• [What you need to do] Return every item below word for word, omitting the pictures.

━━━━━ Data provided ━━━━━

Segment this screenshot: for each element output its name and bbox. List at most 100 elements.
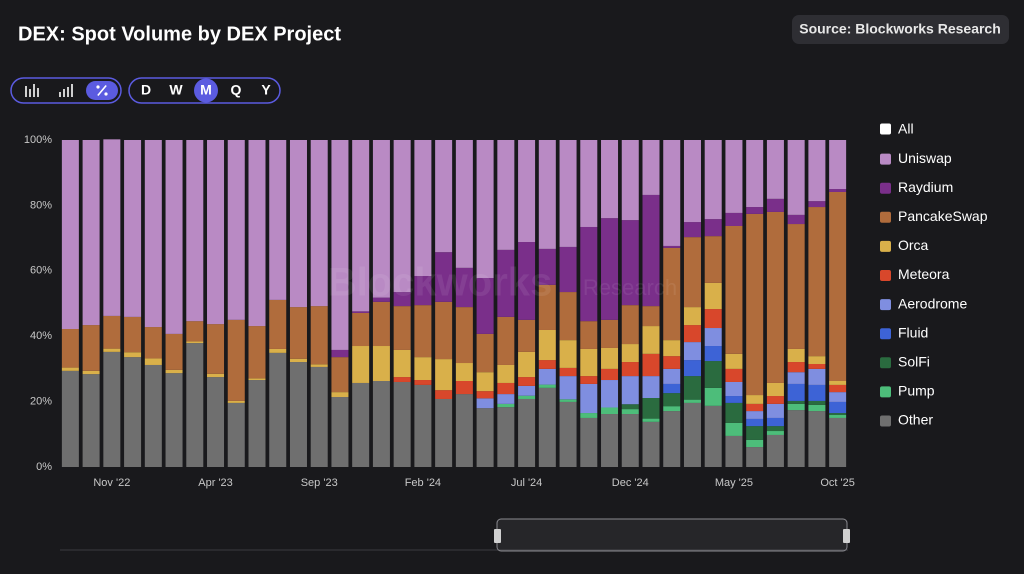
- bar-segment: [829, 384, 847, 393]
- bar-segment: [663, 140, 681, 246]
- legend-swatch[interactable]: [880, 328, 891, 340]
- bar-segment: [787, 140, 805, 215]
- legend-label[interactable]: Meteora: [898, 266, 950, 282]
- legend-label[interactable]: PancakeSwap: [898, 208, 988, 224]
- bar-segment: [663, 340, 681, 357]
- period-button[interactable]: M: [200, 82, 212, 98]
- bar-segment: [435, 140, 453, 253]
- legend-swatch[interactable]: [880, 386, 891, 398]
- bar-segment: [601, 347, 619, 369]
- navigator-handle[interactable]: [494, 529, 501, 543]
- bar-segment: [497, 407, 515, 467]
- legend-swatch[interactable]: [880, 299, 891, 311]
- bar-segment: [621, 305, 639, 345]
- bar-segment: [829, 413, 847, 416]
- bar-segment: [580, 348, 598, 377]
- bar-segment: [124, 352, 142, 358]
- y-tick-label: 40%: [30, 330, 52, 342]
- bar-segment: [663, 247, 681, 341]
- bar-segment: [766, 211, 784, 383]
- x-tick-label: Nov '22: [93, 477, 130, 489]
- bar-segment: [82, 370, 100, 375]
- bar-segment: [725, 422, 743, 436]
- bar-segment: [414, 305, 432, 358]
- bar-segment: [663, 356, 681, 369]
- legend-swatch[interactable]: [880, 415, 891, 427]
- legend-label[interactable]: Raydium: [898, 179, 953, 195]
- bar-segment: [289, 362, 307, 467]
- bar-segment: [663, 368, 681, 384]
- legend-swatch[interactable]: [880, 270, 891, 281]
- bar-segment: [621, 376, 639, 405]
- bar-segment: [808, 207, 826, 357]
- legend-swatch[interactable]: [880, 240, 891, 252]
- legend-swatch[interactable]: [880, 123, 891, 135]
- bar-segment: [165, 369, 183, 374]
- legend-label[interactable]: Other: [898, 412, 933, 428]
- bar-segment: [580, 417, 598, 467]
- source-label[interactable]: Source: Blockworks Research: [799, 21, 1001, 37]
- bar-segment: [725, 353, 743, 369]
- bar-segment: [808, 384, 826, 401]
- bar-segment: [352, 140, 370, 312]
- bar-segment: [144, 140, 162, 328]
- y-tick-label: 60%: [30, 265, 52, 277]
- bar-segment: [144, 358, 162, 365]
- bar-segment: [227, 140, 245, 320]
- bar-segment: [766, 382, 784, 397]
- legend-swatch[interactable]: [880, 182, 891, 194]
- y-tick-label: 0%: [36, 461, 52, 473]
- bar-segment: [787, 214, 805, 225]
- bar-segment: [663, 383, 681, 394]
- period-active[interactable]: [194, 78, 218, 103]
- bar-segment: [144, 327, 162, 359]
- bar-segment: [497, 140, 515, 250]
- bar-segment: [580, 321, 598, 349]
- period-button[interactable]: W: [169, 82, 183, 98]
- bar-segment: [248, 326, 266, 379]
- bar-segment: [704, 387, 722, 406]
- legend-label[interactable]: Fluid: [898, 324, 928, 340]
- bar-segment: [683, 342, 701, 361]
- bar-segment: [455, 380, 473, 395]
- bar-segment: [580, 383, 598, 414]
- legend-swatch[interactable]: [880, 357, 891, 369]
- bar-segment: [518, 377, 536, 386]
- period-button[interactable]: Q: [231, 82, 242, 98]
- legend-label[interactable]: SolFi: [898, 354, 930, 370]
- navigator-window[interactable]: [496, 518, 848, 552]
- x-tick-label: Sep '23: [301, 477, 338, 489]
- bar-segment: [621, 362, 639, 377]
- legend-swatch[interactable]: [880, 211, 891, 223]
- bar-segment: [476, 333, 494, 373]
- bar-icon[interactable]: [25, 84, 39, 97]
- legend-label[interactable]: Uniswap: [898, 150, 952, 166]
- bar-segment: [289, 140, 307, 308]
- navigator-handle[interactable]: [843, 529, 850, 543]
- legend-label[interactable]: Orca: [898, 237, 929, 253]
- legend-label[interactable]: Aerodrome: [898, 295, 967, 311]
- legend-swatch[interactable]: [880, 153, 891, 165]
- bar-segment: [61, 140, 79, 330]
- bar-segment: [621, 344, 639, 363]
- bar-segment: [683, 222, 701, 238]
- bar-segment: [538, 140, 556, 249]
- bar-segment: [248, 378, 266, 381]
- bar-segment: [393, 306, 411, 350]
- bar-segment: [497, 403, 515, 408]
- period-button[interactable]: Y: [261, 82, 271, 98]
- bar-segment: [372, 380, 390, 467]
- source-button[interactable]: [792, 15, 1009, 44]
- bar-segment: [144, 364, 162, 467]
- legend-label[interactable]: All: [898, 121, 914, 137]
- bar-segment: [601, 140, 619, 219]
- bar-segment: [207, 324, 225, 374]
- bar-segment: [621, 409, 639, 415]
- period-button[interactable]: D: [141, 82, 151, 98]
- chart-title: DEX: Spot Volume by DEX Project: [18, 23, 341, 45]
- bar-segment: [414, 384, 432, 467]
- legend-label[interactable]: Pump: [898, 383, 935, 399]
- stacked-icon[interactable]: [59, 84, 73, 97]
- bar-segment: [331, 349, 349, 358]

━━━━━

• [The completed task]
Segment this screenshot: for each element output its name and bbox. List at most 100 elements.
- bar-segment: [829, 384, 847, 393]
- bar-segment: [663, 140, 681, 246]
- legend-swatch[interactable]: [880, 328, 891, 340]
- bar-segment: [787, 140, 805, 215]
- legend-label[interactable]: Meteora: [898, 266, 950, 282]
- legend-label[interactable]: PancakeSwap: [898, 208, 988, 224]
- bar-segment: [663, 340, 681, 357]
- period-button[interactable]: M: [200, 82, 212, 98]
- bar-segment: [435, 140, 453, 253]
- legend-swatch[interactable]: [880, 386, 891, 398]
- bar-segment: [601, 347, 619, 369]
- navigator-handle[interactable]: [494, 529, 501, 543]
- bar-segment: [497, 407, 515, 467]
- legend-swatch[interactable]: [880, 299, 891, 311]
- bar-segment: [621, 305, 639, 345]
- bar-segment: [829, 413, 847, 416]
- bar-segment: [580, 348, 598, 377]
- bar-segment: [124, 352, 142, 358]
- y-tick-label: 40%: [30, 330, 52, 342]
- bar-segment: [663, 247, 681, 341]
- bar-segment: [766, 211, 784, 383]
- x-tick-label: Nov '22: [93, 477, 130, 489]
- bar-segment: [82, 370, 100, 375]
- bar-segment: [725, 422, 743, 436]
- bar-segment: [414, 305, 432, 358]
- bar-segment: [663, 356, 681, 369]
- legend-swatch[interactable]: [880, 415, 891, 427]
- legend-label[interactable]: Raydium: [898, 179, 953, 195]
- bar-segment: [289, 362, 307, 467]
- bar-segment: [663, 368, 681, 384]
- legend-swatch[interactable]: [880, 270, 891, 281]
- bar-segment: [621, 376, 639, 405]
- bar-segment: [808, 207, 826, 357]
- legend-swatch[interactable]: [880, 240, 891, 252]
- legend-swatch[interactable]: [880, 123, 891, 135]
- bar-segment: [165, 369, 183, 374]
- legend-label[interactable]: Other: [898, 412, 933, 428]
- bar-segment: [580, 417, 598, 467]
- source-label[interactable]: Source: Blockworks Research: [799, 21, 1001, 37]
- bar-segment: [725, 353, 743, 369]
- bar-segment: [808, 384, 826, 401]
- bar-segment: [352, 140, 370, 312]
- bar-segment: [144, 140, 162, 328]
- y-tick-label: 60%: [30, 265, 52, 277]
- bar-segment: [144, 358, 162, 365]
- bar-segment: [227, 140, 245, 320]
- bar-segment: [766, 382, 784, 397]
- legend-swatch[interactable]: [880, 182, 891, 194]
- y-tick-label: 0%: [36, 461, 52, 473]
- bar-segment: [787, 214, 805, 225]
- bar-segment: [663, 383, 681, 394]
- period-active[interactable]: [194, 78, 218, 103]
- bar-segment: [144, 327, 162, 359]
- bar-segment: [497, 140, 515, 250]
- bar-segment: [580, 321, 598, 349]
- period-button[interactable]: W: [169, 82, 183, 98]
- bar-segment: [248, 326, 266, 379]
- bar-segment: [704, 387, 722, 406]
- legend-label[interactable]: Fluid: [898, 324, 928, 340]
- bar-segment: [683, 342, 701, 361]
- bar-segment: [455, 380, 473, 395]
- bar-segment: [580, 383, 598, 414]
- legend-swatch[interactable]: [880, 357, 891, 369]
- bar-segment: [518, 377, 536, 386]
- period-button[interactable]: Q: [231, 82, 242, 98]
- legend-label[interactable]: SolFi: [898, 354, 930, 370]
- navigator-window[interactable]: [496, 518, 848, 552]
- x-tick-label: Sep '23: [301, 477, 338, 489]
- bar-segment: [621, 362, 639, 377]
- legend-swatch[interactable]: [880, 211, 891, 223]
- bar-segment: [476, 333, 494, 373]
- bar-icon[interactable]: [25, 84, 39, 97]
- legend-label[interactable]: Uniswap: [898, 150, 952, 166]
- bar-segment: [289, 140, 307, 308]
- navigator-handle[interactable]: [843, 529, 850, 543]
- legend-label[interactable]: Orca: [898, 237, 929, 253]
- legend-label[interactable]: Aerodrome: [898, 295, 967, 311]
- legend-swatch[interactable]: [880, 153, 891, 165]
- bar-segment: [61, 140, 79, 330]
- bar-segment: [621, 344, 639, 363]
- bar-segment: [683, 222, 701, 238]
- bar-segment: [538, 140, 556, 249]
- bar-segment: [248, 378, 266, 381]
- bar-segment: [393, 306, 411, 350]
- bar-segment: [497, 403, 515, 408]
- period-button[interactable]: Y: [261, 82, 271, 98]
- bar-segment: [372, 380, 390, 467]
- source-button[interactable]: [792, 15, 1009, 44]
- bar-segment: [144, 364, 162, 467]
- legend-label[interactable]: All: [898, 121, 914, 137]
- bar-segment: [601, 140, 619, 219]
- bar-segment: [207, 324, 225, 374]
- bar-segment: [621, 409, 639, 415]
- period-button[interactable]: D: [141, 82, 151, 98]
- chart-title: DEX: Spot Volume by DEX Project: [18, 23, 341, 45]
- bar-segment: [414, 384, 432, 467]
- legend-label[interactable]: Pump: [898, 383, 935, 399]
- stacked-icon[interactable]: [59, 84, 73, 97]
- bar-segment: [331, 349, 349, 358]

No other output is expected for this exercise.